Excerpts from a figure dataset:
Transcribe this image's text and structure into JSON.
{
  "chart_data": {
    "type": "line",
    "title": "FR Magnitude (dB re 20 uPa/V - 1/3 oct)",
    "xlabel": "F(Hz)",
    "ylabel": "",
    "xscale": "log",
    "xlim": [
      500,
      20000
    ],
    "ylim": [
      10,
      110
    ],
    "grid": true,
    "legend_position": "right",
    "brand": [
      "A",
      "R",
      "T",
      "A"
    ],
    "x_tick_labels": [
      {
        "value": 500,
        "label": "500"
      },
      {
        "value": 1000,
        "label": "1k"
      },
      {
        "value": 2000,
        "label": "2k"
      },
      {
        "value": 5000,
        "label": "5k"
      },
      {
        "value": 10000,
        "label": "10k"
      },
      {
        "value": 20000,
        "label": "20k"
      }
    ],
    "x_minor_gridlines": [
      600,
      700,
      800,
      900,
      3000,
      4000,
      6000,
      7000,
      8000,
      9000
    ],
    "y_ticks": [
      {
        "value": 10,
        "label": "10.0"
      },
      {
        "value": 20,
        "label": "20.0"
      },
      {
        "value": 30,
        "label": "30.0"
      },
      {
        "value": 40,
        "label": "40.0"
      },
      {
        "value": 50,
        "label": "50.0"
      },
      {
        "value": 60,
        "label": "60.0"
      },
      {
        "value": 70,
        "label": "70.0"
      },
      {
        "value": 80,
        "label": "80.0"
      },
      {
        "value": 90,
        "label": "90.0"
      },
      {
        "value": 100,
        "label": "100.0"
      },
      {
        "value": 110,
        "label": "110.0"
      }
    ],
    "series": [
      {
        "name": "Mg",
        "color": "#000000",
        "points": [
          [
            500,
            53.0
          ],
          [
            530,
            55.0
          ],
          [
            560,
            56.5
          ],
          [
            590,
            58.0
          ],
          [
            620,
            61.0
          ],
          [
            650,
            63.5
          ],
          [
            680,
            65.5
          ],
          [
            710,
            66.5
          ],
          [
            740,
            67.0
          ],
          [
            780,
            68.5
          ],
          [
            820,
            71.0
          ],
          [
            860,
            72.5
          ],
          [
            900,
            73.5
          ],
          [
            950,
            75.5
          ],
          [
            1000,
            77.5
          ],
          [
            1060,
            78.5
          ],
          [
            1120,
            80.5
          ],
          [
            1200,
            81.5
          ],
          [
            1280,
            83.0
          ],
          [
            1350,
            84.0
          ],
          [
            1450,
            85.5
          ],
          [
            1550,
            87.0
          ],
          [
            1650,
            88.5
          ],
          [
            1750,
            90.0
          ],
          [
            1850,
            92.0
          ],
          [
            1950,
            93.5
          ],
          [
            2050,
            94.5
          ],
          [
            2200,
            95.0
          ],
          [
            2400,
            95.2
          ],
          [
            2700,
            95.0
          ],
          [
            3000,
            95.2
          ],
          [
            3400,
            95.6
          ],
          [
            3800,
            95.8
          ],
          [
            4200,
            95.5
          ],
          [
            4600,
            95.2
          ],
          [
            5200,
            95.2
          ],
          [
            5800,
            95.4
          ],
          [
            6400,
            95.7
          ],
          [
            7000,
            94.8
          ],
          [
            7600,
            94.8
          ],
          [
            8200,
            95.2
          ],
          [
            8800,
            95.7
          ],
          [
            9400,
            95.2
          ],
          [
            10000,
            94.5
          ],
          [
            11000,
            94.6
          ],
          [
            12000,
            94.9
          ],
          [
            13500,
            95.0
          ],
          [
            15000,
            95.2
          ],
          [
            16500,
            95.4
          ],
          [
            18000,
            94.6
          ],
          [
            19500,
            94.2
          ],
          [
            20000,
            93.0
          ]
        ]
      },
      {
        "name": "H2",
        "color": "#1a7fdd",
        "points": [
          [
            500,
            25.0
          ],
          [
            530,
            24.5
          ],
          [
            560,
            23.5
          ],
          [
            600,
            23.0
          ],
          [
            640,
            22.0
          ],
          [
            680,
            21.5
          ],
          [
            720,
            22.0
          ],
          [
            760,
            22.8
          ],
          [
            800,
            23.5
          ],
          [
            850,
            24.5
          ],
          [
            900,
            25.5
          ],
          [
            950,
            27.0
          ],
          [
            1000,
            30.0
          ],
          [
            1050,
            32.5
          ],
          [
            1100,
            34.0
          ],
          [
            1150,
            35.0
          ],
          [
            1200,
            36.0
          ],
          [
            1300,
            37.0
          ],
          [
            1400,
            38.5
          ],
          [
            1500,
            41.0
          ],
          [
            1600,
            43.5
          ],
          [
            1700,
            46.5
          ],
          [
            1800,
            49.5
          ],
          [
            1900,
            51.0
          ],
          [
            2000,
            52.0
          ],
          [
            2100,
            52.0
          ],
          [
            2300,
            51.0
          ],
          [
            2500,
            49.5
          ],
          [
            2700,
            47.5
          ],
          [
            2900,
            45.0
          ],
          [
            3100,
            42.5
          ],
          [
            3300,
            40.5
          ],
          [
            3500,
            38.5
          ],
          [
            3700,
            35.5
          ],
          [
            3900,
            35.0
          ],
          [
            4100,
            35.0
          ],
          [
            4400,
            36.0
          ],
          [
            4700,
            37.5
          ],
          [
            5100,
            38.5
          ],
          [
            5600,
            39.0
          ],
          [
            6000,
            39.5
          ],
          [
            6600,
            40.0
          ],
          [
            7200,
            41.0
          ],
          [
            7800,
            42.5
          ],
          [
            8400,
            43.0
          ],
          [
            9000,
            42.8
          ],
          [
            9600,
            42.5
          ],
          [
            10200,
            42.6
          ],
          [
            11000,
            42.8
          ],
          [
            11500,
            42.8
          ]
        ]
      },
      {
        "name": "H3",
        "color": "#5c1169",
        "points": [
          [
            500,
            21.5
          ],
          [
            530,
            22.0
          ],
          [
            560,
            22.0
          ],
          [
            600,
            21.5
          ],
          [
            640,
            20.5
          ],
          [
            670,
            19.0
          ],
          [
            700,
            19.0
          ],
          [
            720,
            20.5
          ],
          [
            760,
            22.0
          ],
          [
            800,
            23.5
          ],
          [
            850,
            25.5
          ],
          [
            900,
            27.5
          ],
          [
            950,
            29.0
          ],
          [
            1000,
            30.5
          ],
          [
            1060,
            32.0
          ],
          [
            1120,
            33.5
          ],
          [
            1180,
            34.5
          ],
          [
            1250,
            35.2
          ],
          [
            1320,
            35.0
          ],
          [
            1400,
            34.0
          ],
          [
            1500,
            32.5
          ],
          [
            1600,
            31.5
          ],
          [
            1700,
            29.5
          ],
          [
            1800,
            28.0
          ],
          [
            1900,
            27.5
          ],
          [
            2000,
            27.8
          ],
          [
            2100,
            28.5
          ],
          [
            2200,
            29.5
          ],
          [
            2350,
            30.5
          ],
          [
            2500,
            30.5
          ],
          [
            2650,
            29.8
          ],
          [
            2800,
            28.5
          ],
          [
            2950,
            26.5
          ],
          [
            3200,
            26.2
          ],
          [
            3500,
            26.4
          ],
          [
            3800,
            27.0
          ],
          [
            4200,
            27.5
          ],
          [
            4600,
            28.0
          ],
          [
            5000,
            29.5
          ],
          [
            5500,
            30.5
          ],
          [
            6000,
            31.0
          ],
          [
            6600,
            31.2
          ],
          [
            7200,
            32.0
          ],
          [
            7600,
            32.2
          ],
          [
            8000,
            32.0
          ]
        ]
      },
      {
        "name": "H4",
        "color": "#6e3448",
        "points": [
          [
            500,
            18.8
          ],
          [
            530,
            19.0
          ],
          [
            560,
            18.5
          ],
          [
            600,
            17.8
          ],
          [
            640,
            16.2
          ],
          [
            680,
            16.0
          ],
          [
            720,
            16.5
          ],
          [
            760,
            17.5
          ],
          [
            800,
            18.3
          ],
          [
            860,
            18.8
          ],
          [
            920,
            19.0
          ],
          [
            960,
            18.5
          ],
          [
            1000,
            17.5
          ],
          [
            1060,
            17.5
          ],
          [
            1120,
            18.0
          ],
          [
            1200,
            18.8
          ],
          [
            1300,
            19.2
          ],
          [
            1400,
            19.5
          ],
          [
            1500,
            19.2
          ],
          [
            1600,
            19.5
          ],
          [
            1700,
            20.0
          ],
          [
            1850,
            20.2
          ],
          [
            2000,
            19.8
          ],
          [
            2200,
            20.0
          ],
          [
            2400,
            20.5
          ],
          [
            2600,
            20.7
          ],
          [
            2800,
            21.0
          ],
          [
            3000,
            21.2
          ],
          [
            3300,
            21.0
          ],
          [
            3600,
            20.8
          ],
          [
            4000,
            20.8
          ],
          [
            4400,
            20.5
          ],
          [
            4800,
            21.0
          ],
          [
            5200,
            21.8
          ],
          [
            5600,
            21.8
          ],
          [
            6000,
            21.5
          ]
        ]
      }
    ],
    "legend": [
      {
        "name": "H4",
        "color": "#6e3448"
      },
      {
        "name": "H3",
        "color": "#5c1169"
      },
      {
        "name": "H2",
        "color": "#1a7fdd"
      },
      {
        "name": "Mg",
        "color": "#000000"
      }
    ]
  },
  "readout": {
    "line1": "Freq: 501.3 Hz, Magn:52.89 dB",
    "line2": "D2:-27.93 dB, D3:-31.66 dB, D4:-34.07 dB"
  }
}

**WHAT YOU SHOULD DO**
From the records above, pull out each line that has "color".

**EXPECTED ANSWER**
        "color": "#000000",
        "color": "#1a7fdd",
        "color": "#5c1169",
        "color": "#6e3448",
        "color": "#6e3448"
        "color": "#5c1169"
        "color": "#1a7fdd"
        "color": "#000000"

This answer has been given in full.